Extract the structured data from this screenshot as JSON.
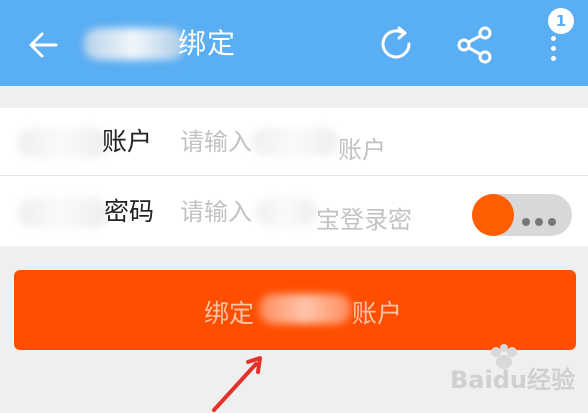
{
  "header": {
    "title": "绑定",
    "notification_count": "1",
    "background_color": "#5aaef3",
    "icons": [
      "back-arrow-icon",
      "refresh-icon",
      "share-icon",
      "more-vertical-icon"
    ]
  },
  "form": {
    "account_label": "账户",
    "account_placeholder": "请输入",
    "account_placeholder_suffix": "账户",
    "password_label": "密码",
    "password_placeholder": "请输入",
    "password_placeholder_suffix": "宝登录密",
    "password_visibility_toggle": "toggle-visibility-icon"
  },
  "bind_button": {
    "label_prefix": "绑定",
    "label_suffix": "账户",
    "color": "#ff4e00"
  },
  "watermark": {
    "text": "Baidu经验"
  }
}
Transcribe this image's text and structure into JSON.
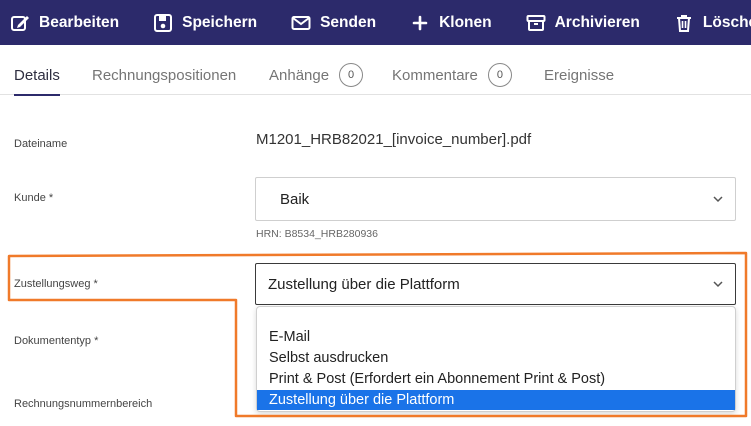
{
  "toolbar": {
    "edit_label": "Bearbeiten",
    "save_label": "Speichern",
    "send_label": "Senden",
    "clone_label": "Klonen",
    "archive_label": "Archivieren",
    "delete_label": "Löschen"
  },
  "tabs": [
    {
      "label": "Details",
      "active": true
    },
    {
      "label": "Rechnungspositionen"
    },
    {
      "label": "Anhänge",
      "count": "0"
    },
    {
      "label": "Kommentare",
      "count": "0"
    },
    {
      "label": "Ereignisse"
    }
  ],
  "form": {
    "filename_label": "Dateiname",
    "filename_value": "M1201_HRB82021_[invoice_number].pdf",
    "customer_label": "Kunde *",
    "customer_value": "Baik",
    "customer_hint": "HRN: B8534_HRB280936",
    "delivery_label": "Zustellungsweg *",
    "delivery_value": "Zustellung über die Plattform",
    "doctype_label": "Dokumententyp *",
    "numberrange_label": "Rechnungsnummernbereich"
  },
  "delivery_options": [
    {
      "label": "E-Mail"
    },
    {
      "label": "Selbst ausdrucken"
    },
    {
      "label": "Print & Post (Erfordert ein Abonnement Print & Post)"
    },
    {
      "label": "Zustellung über die Plattform",
      "selected": true
    }
  ],
  "colors": {
    "toolbar_bg": "#2c2a6b",
    "highlight_outline": "#f07a2a",
    "selected_option": "#1a73e8"
  }
}
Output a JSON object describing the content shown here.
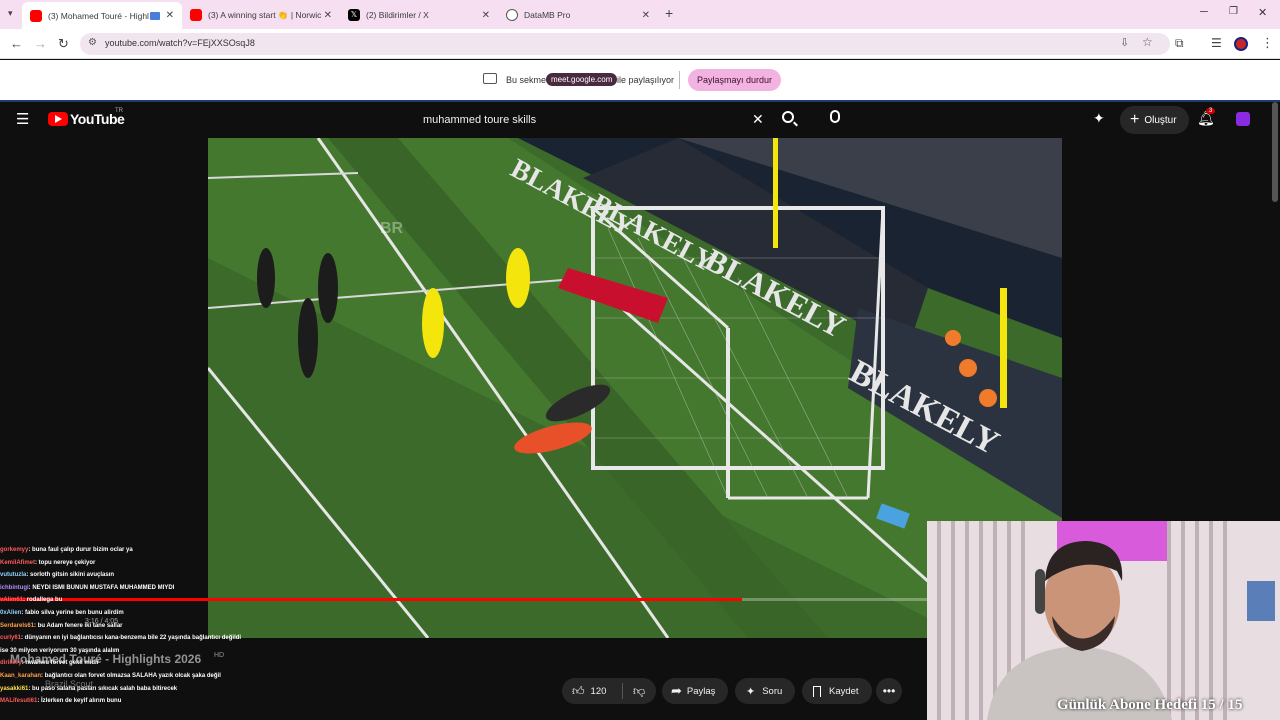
{
  "browser": {
    "tabs": [
      {
        "title": "(3) Mohamed Touré - Highl",
        "active": true,
        "icon": "youtube-icon"
      },
      {
        "title": "(3) A winning start 👏 | Norwic",
        "active": false,
        "icon": "youtube-icon"
      },
      {
        "title": "(2) Bildirimler / X",
        "active": false,
        "icon": "x-icon"
      },
      {
        "title": "DataMB Pro",
        "active": false,
        "icon": "globe-icon"
      }
    ],
    "url": "youtube.com/watch?v=FEjXXSOsqJ8"
  },
  "share_bar": {
    "text_before": "Bu sekme",
    "domain": "meet.google.com",
    "text_after": "ile paylaşılıyor",
    "stop_button": "Paylaşmayı durdur"
  },
  "youtube": {
    "logo": "YouTube",
    "region": "TR",
    "search_value": "muhammed toure skills",
    "create_label": "Oluştur",
    "notification_count": "3"
  },
  "video": {
    "title": "Mohamed Touré - Highlights 2026",
    "quality": "HD",
    "channel": "Brazil Scout",
    "time": "3:16 / 4:05",
    "progress": 0.8,
    "ad_text": "BLAKELY",
    "watermark": "BR"
  },
  "actions": {
    "likes": "120",
    "share": "Paylaş",
    "ask": "Soru",
    "save": "Kaydet"
  },
  "chat": [
    {
      "user": "gorkemyy",
      "color": "#ff5a5a",
      "msg": ": buna faul çalıp durur bizim oclar ya"
    },
    {
      "user": "KemilAfimet",
      "color": "#ff5a5a",
      "msg": ": topu nereye çekiyor"
    },
    {
      "user": "vututuzla",
      "color": "#8fd3ff",
      "msg": ": sorloth gitsin sikini avuçlasın"
    },
    {
      "user": "ichbintugi",
      "color": "#b68cff",
      "msg": ": NEYDI ISMI BUNUN MUSTAFA MUHAMMED MIYDI"
    },
    {
      "user": "vAlim61",
      "color": "#ff5a5a",
      "msg": ": rodallega bu"
    },
    {
      "user": "0xAlien",
      "color": "#8fd3ff",
      "msg": ": fabio silva yerine ben bunu alirdim"
    },
    {
      "user": "Serdarels61",
      "color": "#ff9f4a",
      "msg": ": bu Adam fenere iki tane sallar"
    },
    {
      "user": "curly61",
      "color": "#ff5a5a",
      "msg": ": dünyanın en iyi bağlantıcısı kana-benzema bile 22 yaşında bağlantıcı değildi"
    },
    {
      "user": "",
      "color": "#ff5a5a",
      "msg": "ise 30 milyon veriyorum 30 yaşında alalım"
    },
    {
      "user": "dirikery",
      "color": "#ff5a5a",
      "msg": ": nwahwu forvet gekli midir"
    },
    {
      "user": "Kaan_karahan",
      "color": "#ff9f4a",
      "msg": ": bağlantıcı olan forvet olmazsa SALAHA yazık olcak şaka değil"
    },
    {
      "user": "yasakki61",
      "color": "#ffe14a",
      "msg": ": bu paso salaha pasları sıkıcak salah baba bitirecek"
    },
    {
      "user": "MALifesuti61",
      "color": "#ff5a5a",
      "msg": ": İzlerken de keyif alırım bunu"
    }
  ],
  "stream_overlay": {
    "goal_text": "Günlük Abone Hedefi 15 / 15"
  },
  "colors": {
    "youtube_red": "#ff0000",
    "share_pill": "#f2b3e0",
    "share_domain": "#1f1f1f",
    "tabbar_bg": "#f6dff0",
    "progress_red": "#ff0000"
  }
}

**The request**
Which lines hold the word "über"? Copy every one of them.

**The output**
    "delivery_value": "Zustellung über die Plattform",
      "label": "Zustellung über die Plattform",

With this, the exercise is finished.